**What to work on**
Copy out every line that contains "kanalına".

**Records shown**

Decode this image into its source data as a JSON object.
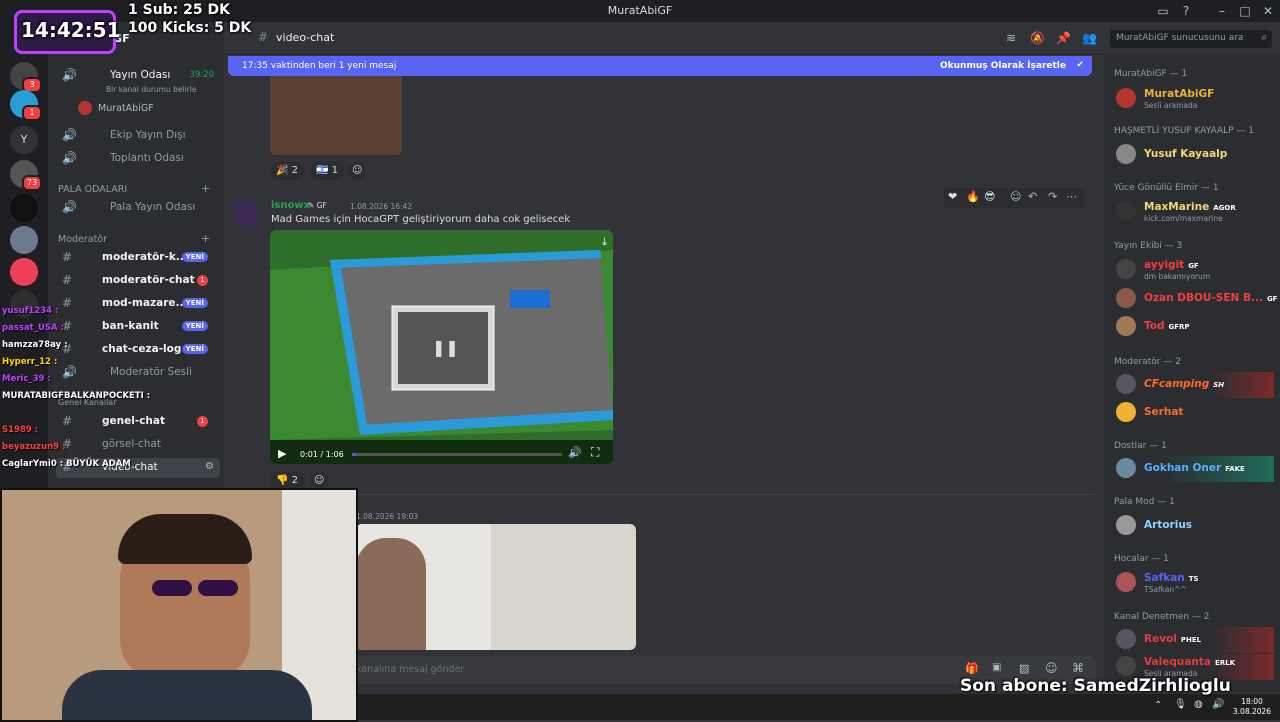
{
  "window": {
    "title": "MuratAbiGF"
  },
  "stream_overlay": {
    "clock": "14:42:51",
    "goals": [
      "1 Sub: 25 DK",
      "100 Kicks: 5 DK"
    ],
    "last_sub": "Son abone: SamedZirhlioglu",
    "chat": [
      {
        "user": "yusuf1234",
        "text": ":",
        "color": "#c040ff"
      },
      {
        "user": "passat_USA",
        "text": ":",
        "color": "#c040ff"
      },
      {
        "user": "hamzza78ay",
        "text": ":",
        "color": "#ffffff"
      },
      {
        "user": "Hyperr_12",
        "text": ":",
        "color": "#ffd800"
      },
      {
        "user": "Meric_39",
        "text": ":",
        "color": "#c040ff"
      },
      {
        "user": "MURATABIGFBALKANPOCKETI",
        "text": ":",
        "color": "#ffffff"
      },
      {
        "user": "S1989",
        "text": ":",
        "color": "#ff4040"
      },
      {
        "user": "beyazuzun9",
        "text": ":",
        "color": "#ff4040"
      },
      {
        "user": "CaglarYmi0",
        "text": ": BÜYÜK ADAM",
        "color": "#ffffff"
      }
    ]
  },
  "server": {
    "name": "MuratAbiGF"
  },
  "rail": {
    "badges": [
      "3",
      "1",
      "73"
    ],
    "letter": "Y"
  },
  "channels": {
    "voice_top": {
      "label": "Yayın Odası",
      "timer": "39:20",
      "status": "Bir kanal durumu belirle",
      "user": "MuratAbiGF"
    },
    "voice": [
      {
        "label": "Ekip Yayın Dışı"
      },
      {
        "label": "Toplantı Odası"
      }
    ],
    "pala_cat": "PALA ODALARI",
    "pala_items": [
      {
        "label": "Pala Yayın Odası"
      }
    ],
    "mod_cat": "Moderatör",
    "mod_items": [
      {
        "label": "moderatör-k...",
        "badge": "YENİ"
      },
      {
        "label": "moderatör-chat",
        "badge": "1"
      },
      {
        "label": "mod-mazare...",
        "badge": "YENİ"
      },
      {
        "label": "ban-kanit",
        "badge": "YENİ"
      },
      {
        "label": "chat-ceza-log",
        "badge": "YENİ"
      },
      {
        "label": "Moderatör Sesli",
        "badge": ""
      }
    ],
    "genel_cat": "Genel Kanallar",
    "genel_items": [
      {
        "label": "genel-chat",
        "badge": "1"
      },
      {
        "label": "görsel-chat",
        "badge": ""
      },
      {
        "label": "video-chat",
        "badge": ""
      }
    ]
  },
  "header": {
    "channel": "video-chat",
    "search_placeholder": "MuratAbiGF sunucusunu ara"
  },
  "new_messages": {
    "text": "17:35 vaktinden beri 1 yeni mesaj",
    "action": "Okunmuş Olarak İşaretle"
  },
  "messages": {
    "first_reactions": [
      {
        "emoji": "🎉",
        "count": "2"
      },
      {
        "emoji": "🇮🇱",
        "count": "1"
      }
    ],
    "post": {
      "author": "isnowx",
      "tag": "GF",
      "time": "1.08.2026 16:42",
      "text": "Mad Games için HocaGPT geliştiriyorum daha cok gelisecek",
      "video_time": "0:01 / 1:06",
      "progress": 0.02,
      "reaction": {
        "emoji": "👎",
        "count": "2"
      }
    },
    "second": {
      "time": "1.08.2026 19:03"
    }
  },
  "composer": {
    "placeholder": "#video-chat kanalına mesaj gönder",
    "visible_text": "kanalına mesaj gönder"
  },
  "members": {
    "groups": [
      {
        "title": "MuratAbiGF — 1",
        "members": [
          {
            "name": "MuratAbiGF",
            "status": "Sesli aramada",
            "color": "#f0b232",
            "tag": ""
          }
        ]
      },
      {
        "title": "HAŞMETLİ YUSUF KAYAALP — 1",
        "members": [
          {
            "name": "Yusuf Kayaalp",
            "status": "",
            "color": "#f0d77a",
            "tag": ""
          }
        ]
      },
      {
        "title": "Yüce Gönüllü Elmir — 1",
        "members": [
          {
            "name": "MaxMarine",
            "status": "kick.com/maxmarine",
            "color": "#f0d77a",
            "tag": "AGOR"
          }
        ]
      },
      {
        "title": "Yayın Ekibi — 3",
        "members": [
          {
            "name": "ayyigit",
            "status": "dm bakamıyorum",
            "color": "#f23f43",
            "tag": "GF"
          },
          {
            "name": "Ozan DBOU-SEN B...",
            "status": "",
            "color": "#f23f43",
            "tag": "GF"
          },
          {
            "name": "Tod",
            "status": "",
            "color": "#f23f43",
            "tag": "GFRP"
          }
        ]
      },
      {
        "title": "Moderatör — 2",
        "members": [
          {
            "name": "CFcamping",
            "status": "",
            "color": "#ff6b2b",
            "tag": "SH"
          },
          {
            "name": "Serhat",
            "status": "",
            "color": "#ff6b2b",
            "tag": ""
          }
        ]
      },
      {
        "title": "Dostlar — 1",
        "members": [
          {
            "name": "Gokhan Oner",
            "status": "",
            "color": "#5ab0ff",
            "tag": "FAKE"
          }
        ]
      },
      {
        "title": "Pala Mod — 1",
        "members": [
          {
            "name": "Artorius",
            "status": "",
            "color": "#8fd3ff",
            "tag": ""
          }
        ]
      },
      {
        "title": "Hocalar — 1",
        "members": [
          {
            "name": "Safkan",
            "status": "TSafkan^^",
            "color": "#5865f2",
            "tag": "TS"
          }
        ]
      },
      {
        "title": "Kanal Denetmen — 2",
        "members": [
          {
            "name": "Revol",
            "status": "",
            "color": "#e03e3e",
            "tag": "PHEL"
          },
          {
            "name": "Valequanta",
            "status": "Sesli aramada",
            "color": "#e03e3e",
            "tag": "ERLK"
          }
        ]
      }
    ]
  },
  "taskbar": {
    "time": "18:00",
    "date": "3.08.2026"
  }
}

**In response**
    "placeholder": "#video-chat kanalına mesaj gönder",
    "visible_text": "kanalına mesaj gönder"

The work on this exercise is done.